** Start **

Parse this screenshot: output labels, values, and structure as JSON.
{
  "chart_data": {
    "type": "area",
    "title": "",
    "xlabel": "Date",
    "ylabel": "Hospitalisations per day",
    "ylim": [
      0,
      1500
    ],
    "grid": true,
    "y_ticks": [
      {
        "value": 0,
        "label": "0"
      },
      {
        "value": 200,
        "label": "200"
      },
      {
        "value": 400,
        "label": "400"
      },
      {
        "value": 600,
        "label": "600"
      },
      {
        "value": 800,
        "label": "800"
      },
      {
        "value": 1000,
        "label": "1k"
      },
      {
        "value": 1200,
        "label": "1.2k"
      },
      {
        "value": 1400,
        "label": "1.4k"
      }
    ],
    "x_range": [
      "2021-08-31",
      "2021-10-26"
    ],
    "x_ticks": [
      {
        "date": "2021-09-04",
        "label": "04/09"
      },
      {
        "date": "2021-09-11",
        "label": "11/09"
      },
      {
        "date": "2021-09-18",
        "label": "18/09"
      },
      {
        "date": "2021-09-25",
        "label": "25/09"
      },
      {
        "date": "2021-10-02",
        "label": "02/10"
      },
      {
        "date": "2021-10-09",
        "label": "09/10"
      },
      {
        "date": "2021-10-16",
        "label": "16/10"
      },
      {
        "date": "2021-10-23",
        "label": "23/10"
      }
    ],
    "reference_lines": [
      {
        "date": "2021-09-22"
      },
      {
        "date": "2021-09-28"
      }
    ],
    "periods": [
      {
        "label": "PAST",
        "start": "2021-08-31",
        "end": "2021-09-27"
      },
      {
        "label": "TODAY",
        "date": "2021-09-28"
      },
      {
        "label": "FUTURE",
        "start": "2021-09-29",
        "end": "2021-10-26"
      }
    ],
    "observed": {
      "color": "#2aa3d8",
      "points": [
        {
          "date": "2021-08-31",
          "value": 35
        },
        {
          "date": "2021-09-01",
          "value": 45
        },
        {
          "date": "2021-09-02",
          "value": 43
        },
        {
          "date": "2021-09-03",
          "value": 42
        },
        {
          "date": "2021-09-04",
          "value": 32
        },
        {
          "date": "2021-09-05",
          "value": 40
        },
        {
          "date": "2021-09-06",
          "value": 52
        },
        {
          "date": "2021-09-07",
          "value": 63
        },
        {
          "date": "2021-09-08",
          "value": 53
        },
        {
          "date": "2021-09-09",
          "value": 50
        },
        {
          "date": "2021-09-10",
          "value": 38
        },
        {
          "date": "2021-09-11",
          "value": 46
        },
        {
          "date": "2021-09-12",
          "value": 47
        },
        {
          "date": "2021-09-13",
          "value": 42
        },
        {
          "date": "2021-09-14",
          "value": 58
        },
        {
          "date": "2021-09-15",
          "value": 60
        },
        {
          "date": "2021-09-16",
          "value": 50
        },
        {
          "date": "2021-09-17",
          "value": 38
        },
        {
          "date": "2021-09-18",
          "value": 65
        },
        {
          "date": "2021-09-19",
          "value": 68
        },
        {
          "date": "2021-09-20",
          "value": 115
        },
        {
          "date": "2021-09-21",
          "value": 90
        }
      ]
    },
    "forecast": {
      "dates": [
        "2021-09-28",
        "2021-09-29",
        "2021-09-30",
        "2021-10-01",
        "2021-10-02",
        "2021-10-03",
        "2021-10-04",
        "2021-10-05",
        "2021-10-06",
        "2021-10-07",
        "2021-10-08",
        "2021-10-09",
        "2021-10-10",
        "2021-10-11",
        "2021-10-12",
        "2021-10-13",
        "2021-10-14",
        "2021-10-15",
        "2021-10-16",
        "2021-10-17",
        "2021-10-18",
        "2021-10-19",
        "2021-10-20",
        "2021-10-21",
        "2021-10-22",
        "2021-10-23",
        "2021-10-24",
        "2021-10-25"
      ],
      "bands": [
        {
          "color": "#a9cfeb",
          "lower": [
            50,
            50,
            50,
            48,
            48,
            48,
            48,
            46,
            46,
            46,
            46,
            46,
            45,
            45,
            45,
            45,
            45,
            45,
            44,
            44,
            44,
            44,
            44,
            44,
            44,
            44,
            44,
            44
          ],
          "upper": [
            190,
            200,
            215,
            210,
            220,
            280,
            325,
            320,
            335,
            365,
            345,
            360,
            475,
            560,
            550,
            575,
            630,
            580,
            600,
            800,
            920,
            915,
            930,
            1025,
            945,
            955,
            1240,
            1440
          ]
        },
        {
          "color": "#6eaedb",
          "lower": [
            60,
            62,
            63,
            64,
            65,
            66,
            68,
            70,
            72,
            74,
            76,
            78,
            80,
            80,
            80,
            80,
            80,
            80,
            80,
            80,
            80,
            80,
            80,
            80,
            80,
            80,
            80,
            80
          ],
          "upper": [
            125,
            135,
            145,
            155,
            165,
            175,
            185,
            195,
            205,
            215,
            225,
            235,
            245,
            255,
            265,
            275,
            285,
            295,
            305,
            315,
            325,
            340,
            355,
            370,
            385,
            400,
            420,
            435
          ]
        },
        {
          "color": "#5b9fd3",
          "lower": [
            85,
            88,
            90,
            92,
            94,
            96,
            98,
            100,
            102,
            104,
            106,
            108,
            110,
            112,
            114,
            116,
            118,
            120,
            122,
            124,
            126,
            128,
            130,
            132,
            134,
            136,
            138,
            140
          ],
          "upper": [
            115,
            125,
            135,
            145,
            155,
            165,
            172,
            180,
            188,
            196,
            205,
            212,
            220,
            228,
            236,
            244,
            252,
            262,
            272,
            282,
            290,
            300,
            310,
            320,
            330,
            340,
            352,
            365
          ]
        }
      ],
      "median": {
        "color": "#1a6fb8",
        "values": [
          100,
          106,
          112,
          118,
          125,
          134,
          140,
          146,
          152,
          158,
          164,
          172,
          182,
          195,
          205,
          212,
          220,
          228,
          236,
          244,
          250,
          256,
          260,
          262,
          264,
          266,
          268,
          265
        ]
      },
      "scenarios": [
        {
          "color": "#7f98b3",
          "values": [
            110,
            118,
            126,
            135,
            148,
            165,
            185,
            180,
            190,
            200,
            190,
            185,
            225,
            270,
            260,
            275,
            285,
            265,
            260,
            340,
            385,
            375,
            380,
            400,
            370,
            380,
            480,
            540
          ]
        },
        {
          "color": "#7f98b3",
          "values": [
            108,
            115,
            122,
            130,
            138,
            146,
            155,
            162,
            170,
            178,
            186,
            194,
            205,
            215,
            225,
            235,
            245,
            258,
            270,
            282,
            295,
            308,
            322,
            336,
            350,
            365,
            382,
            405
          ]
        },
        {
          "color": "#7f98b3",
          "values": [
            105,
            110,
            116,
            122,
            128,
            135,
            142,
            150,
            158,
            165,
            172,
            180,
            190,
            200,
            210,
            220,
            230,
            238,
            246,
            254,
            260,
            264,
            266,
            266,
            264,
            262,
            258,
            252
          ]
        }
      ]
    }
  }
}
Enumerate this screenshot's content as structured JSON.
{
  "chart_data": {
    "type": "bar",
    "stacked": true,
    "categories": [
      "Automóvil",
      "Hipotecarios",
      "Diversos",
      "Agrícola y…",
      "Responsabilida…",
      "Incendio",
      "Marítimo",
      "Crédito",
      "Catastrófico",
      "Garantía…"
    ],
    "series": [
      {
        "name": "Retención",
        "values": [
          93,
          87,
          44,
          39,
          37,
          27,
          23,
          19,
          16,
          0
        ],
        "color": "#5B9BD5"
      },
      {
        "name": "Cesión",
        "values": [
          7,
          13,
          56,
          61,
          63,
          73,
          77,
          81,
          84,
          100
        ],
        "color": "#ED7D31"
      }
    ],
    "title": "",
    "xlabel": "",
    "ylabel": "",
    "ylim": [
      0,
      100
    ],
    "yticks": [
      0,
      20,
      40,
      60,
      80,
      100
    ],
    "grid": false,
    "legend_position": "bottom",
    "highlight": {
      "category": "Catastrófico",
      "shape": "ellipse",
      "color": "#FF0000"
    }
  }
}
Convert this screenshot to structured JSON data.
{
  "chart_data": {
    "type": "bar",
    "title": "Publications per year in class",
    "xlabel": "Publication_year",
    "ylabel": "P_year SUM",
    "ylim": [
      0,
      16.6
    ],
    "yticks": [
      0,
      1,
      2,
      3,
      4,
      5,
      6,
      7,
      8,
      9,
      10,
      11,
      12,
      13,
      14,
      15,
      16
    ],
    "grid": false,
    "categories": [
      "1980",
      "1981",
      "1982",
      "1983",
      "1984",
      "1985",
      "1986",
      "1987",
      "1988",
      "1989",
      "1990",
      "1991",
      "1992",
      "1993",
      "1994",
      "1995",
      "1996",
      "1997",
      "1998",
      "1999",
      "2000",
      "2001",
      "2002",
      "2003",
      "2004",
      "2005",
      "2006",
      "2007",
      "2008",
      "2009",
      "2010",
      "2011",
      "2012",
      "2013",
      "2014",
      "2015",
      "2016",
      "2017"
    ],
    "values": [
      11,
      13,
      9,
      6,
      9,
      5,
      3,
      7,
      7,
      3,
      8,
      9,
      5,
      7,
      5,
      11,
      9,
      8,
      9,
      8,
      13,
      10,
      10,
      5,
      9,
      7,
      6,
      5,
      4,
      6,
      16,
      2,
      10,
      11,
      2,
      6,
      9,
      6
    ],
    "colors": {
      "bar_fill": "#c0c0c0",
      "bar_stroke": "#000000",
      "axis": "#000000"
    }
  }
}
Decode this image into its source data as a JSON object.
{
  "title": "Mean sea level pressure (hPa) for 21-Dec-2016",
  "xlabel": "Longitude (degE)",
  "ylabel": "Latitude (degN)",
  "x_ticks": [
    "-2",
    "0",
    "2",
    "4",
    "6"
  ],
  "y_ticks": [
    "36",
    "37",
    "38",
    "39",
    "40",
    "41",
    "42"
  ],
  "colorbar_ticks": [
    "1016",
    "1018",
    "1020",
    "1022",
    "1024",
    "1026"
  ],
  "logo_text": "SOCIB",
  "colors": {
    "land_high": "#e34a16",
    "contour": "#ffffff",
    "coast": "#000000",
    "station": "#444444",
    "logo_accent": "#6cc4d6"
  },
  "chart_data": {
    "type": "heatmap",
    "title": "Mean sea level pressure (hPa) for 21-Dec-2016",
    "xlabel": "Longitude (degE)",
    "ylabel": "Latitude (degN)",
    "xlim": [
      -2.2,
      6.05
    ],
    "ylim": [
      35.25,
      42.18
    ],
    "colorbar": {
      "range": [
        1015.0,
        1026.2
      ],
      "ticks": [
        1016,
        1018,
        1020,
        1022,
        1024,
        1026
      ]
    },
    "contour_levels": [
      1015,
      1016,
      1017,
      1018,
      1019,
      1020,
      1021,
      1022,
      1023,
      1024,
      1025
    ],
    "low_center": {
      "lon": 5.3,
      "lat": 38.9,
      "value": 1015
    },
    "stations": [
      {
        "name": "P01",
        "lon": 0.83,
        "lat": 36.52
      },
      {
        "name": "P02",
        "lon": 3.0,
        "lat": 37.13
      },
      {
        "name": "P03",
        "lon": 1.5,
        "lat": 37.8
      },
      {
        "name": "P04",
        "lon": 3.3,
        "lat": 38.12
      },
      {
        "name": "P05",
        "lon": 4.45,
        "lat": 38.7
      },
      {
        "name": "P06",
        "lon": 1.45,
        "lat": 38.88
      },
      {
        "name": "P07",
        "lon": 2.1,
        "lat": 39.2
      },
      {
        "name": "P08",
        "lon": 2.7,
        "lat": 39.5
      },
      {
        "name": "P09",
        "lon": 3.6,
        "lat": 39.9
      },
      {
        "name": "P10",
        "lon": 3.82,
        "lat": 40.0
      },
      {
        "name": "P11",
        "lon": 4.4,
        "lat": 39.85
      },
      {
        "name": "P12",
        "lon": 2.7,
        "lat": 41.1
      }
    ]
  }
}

** End **

_Short task_
Show every line from the entries above in which "this" appears.

_Complete response_
Parse this screenshot: output labels, values, and structure as JSON.
Enumerate this screenshot's content as structured JSON.
Convert this screenshot to structured JSON data.
Decode this image into its source data as a JSON object.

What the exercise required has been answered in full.